▶ Set task
Only the lines from the one bearing "Extract the structured" to the final line should be transcribed, exactly and with both ends included. Pictures are to be left out.

▶ Data excerpts
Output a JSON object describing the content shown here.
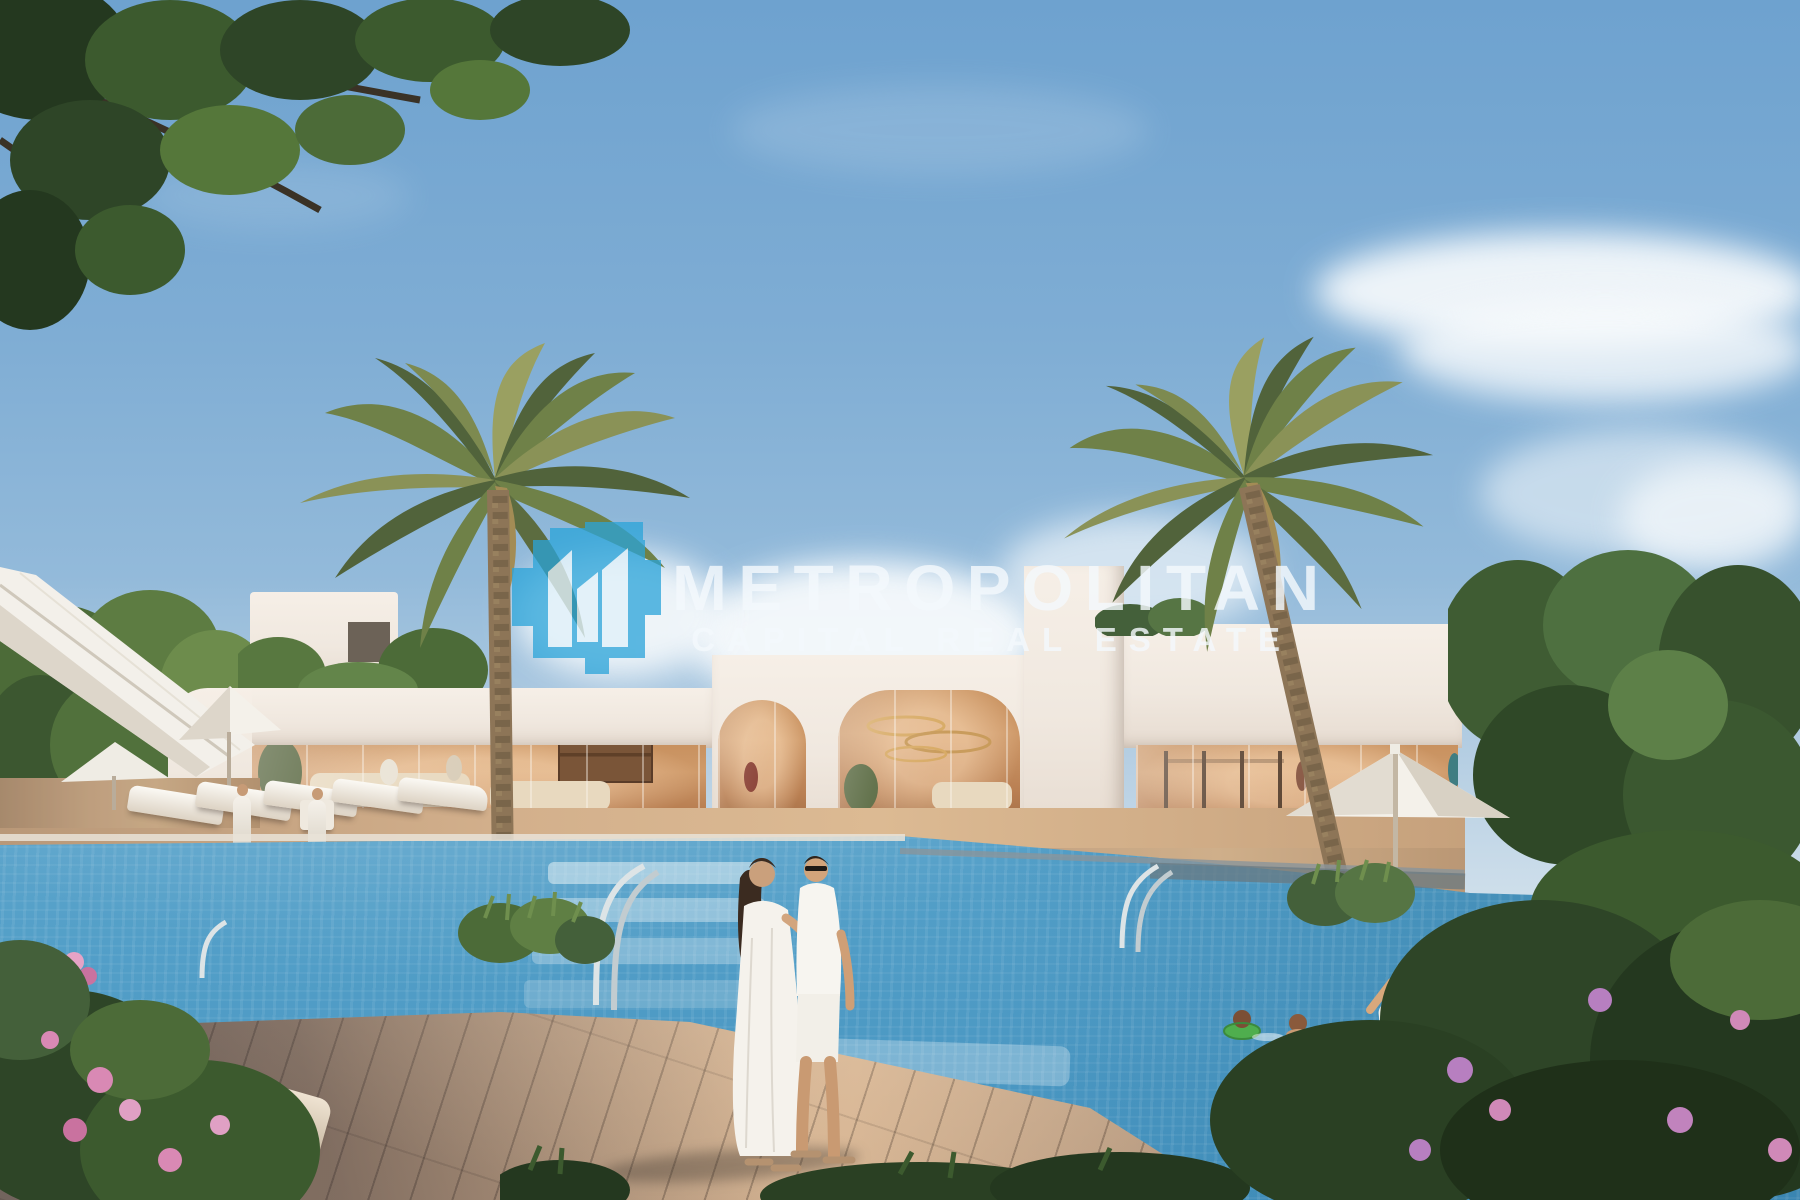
{
  "watermark": {
    "title": "METROPOLITAN",
    "subtitle": "CAPITAL REAL ESTATE",
    "logo_icon": "metropolitan-buildings-icon"
  },
  "colors": {
    "logo-blue": "#2ba4da",
    "watermark-white": "#f4f9fd",
    "sky-top": "#6ea2cf",
    "sky-horizon": "#cfdfeb",
    "cloud-white": "#f7fafc",
    "building-white": "#f0e8df",
    "glass-warm": "#cf9a6a",
    "pool-light": "#a9cddc",
    "pool-mid": "#6fb0d2",
    "pool-deep": "#4391be",
    "deck-tan": "#d6b492",
    "palm-dark": "#51633b",
    "palm-mid": "#6f8148",
    "palm-light": "#9aa061",
    "foliage-dark": "#2e4527",
    "foliage-mid": "#4c6b38",
    "flower-pink": "#d989b4",
    "trunk-brown": "#8d7557",
    "furniture-white": "#f2efe9"
  }
}
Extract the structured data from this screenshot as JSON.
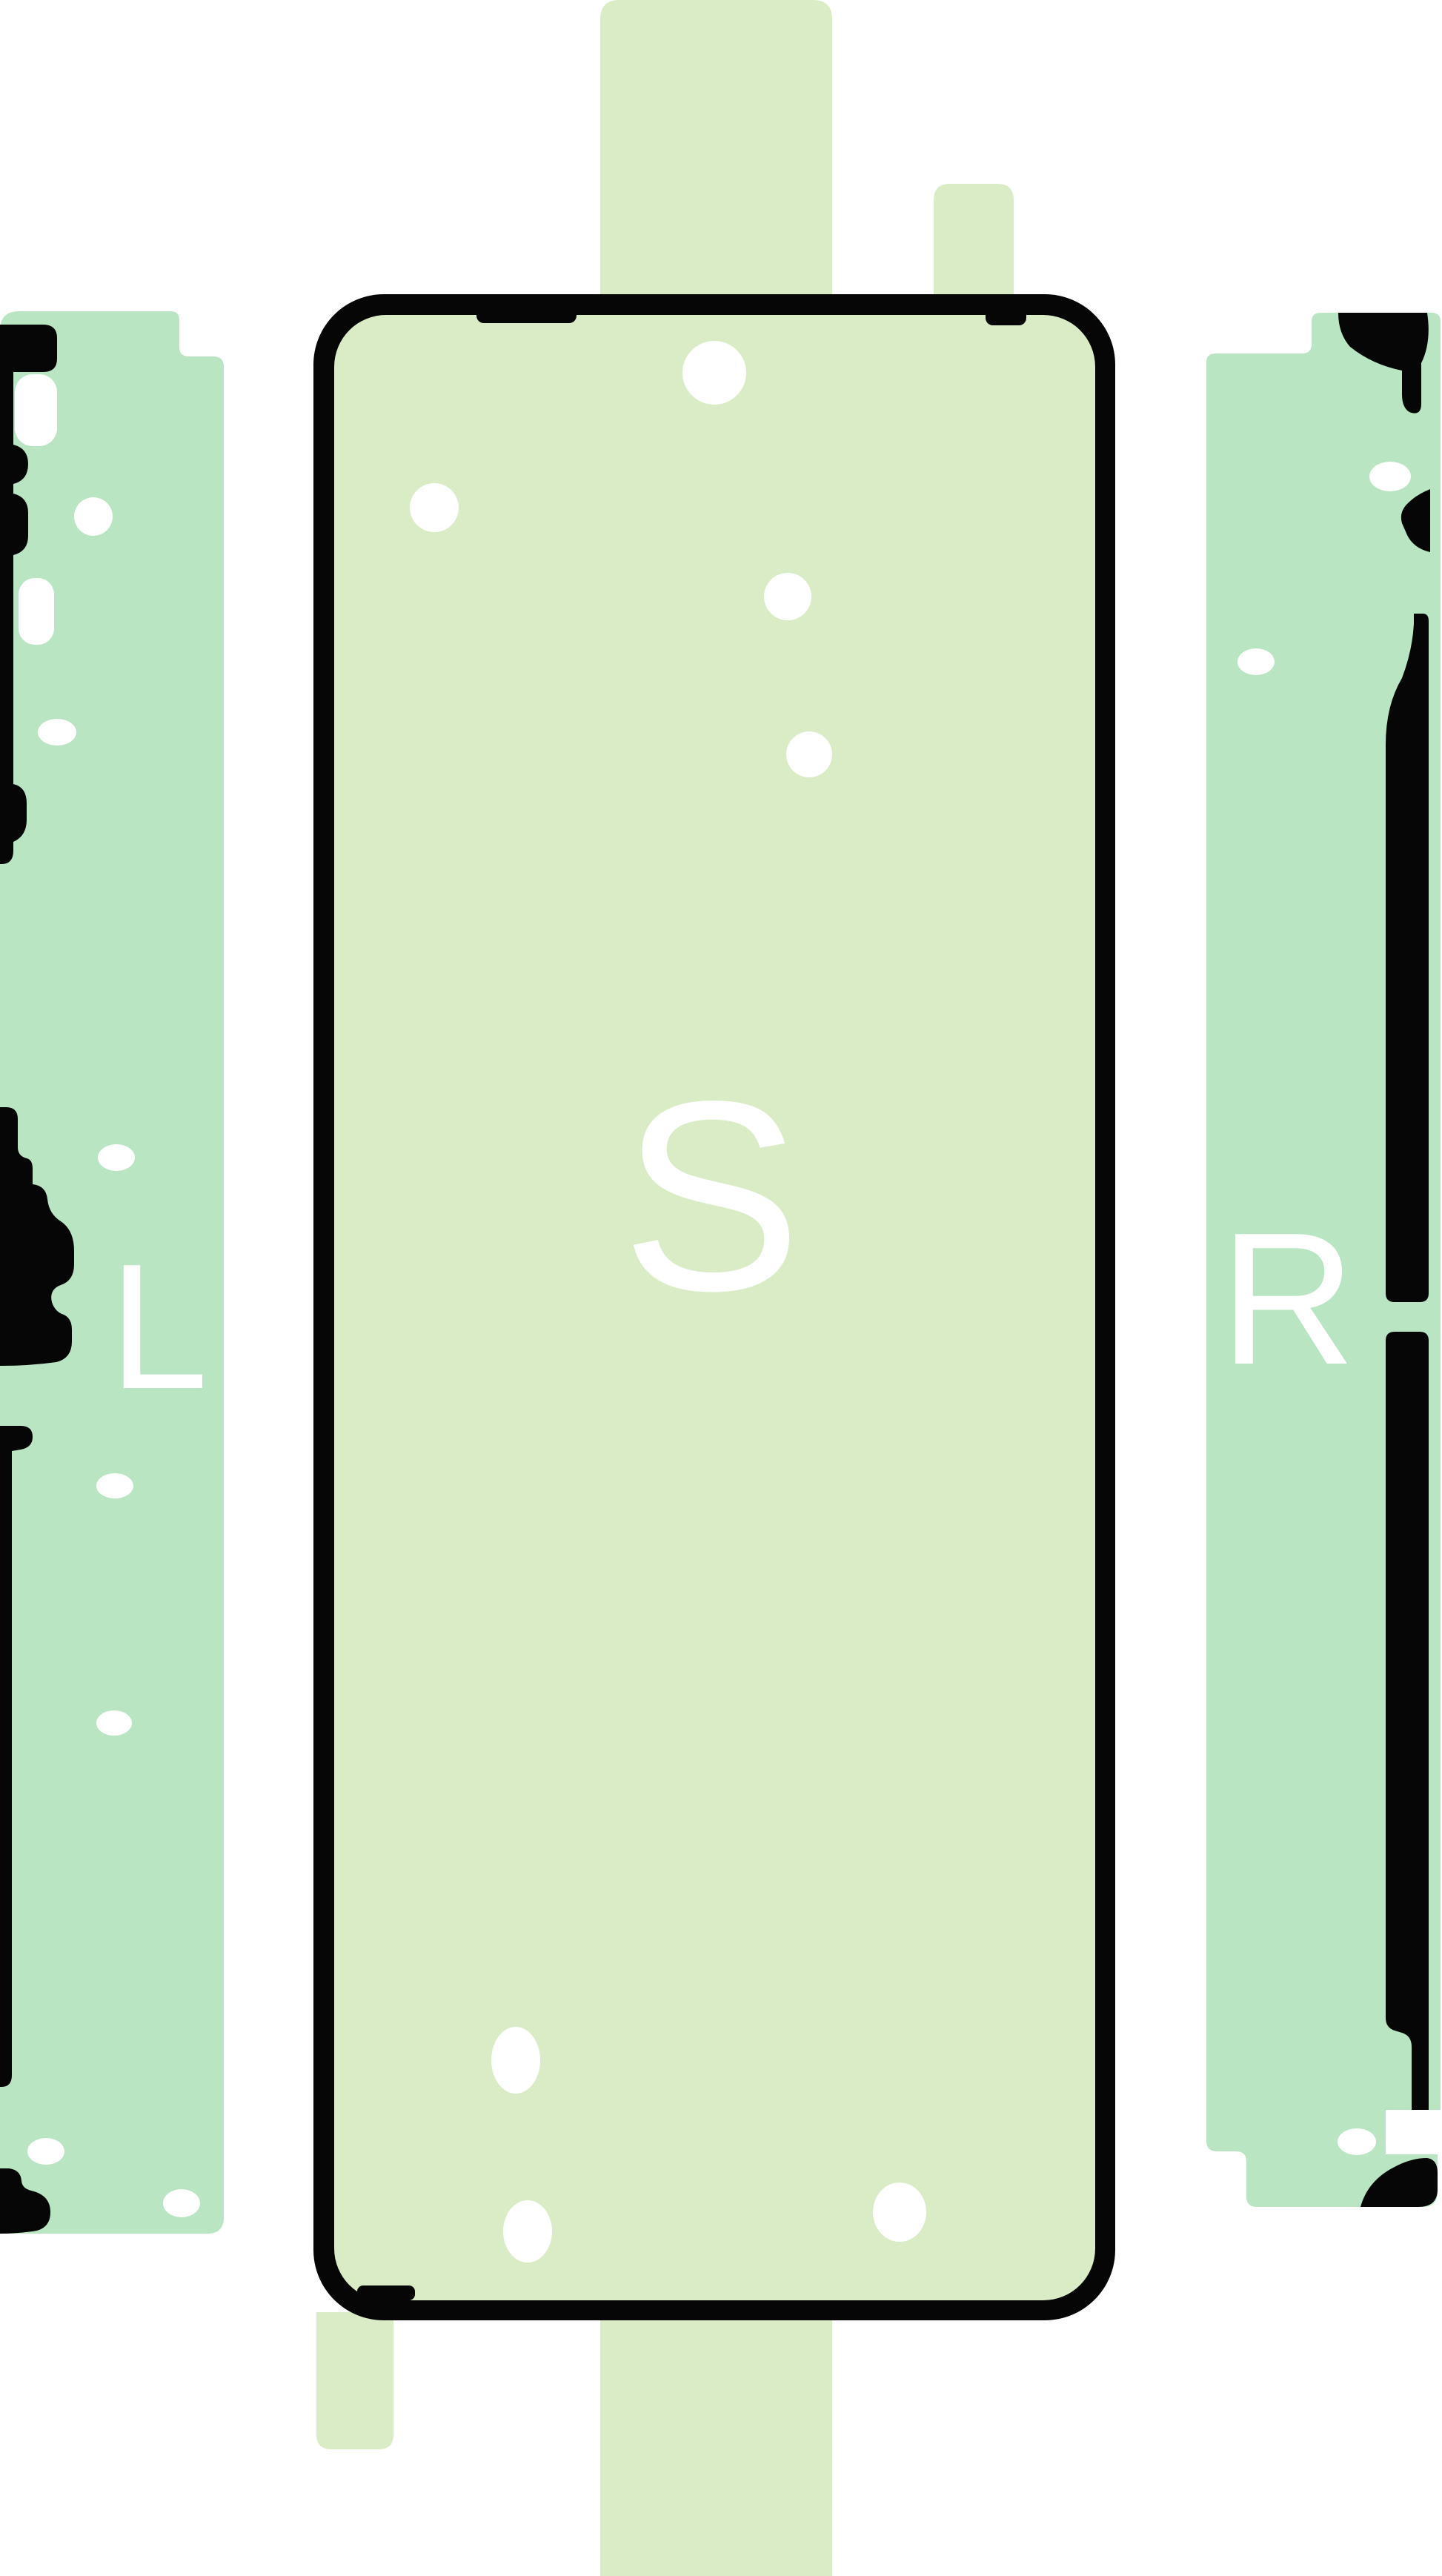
{
  "pieces": {
    "left_strip": {
      "label": "L"
    },
    "center_sheet": {
      "label": "S"
    },
    "right_strip": {
      "label": "R"
    }
  },
  "colors": {
    "background": "#ffffff",
    "backing_sheet": "#d9ecc6",
    "center_fill": "#d9ecc6",
    "strip_fill": "#b9e5c2",
    "adhesive_black": "#060606",
    "hole_white": "#ffffff",
    "label_text": "#ffffff"
  }
}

▶ Solution to the exercise
Extract the structured data from this screenshot as JSON.
{
  "pieces": {
    "left_strip": {
      "label": "L"
    },
    "center_sheet": {
      "label": "S"
    },
    "right_strip": {
      "label": "R"
    }
  },
  "colors": {
    "background": "#ffffff",
    "backing_sheet": "#d9ecc6",
    "center_fill": "#d9ecc6",
    "strip_fill": "#b9e5c2",
    "adhesive_black": "#060606",
    "hole_white": "#ffffff",
    "label_text": "#ffffff"
  }
}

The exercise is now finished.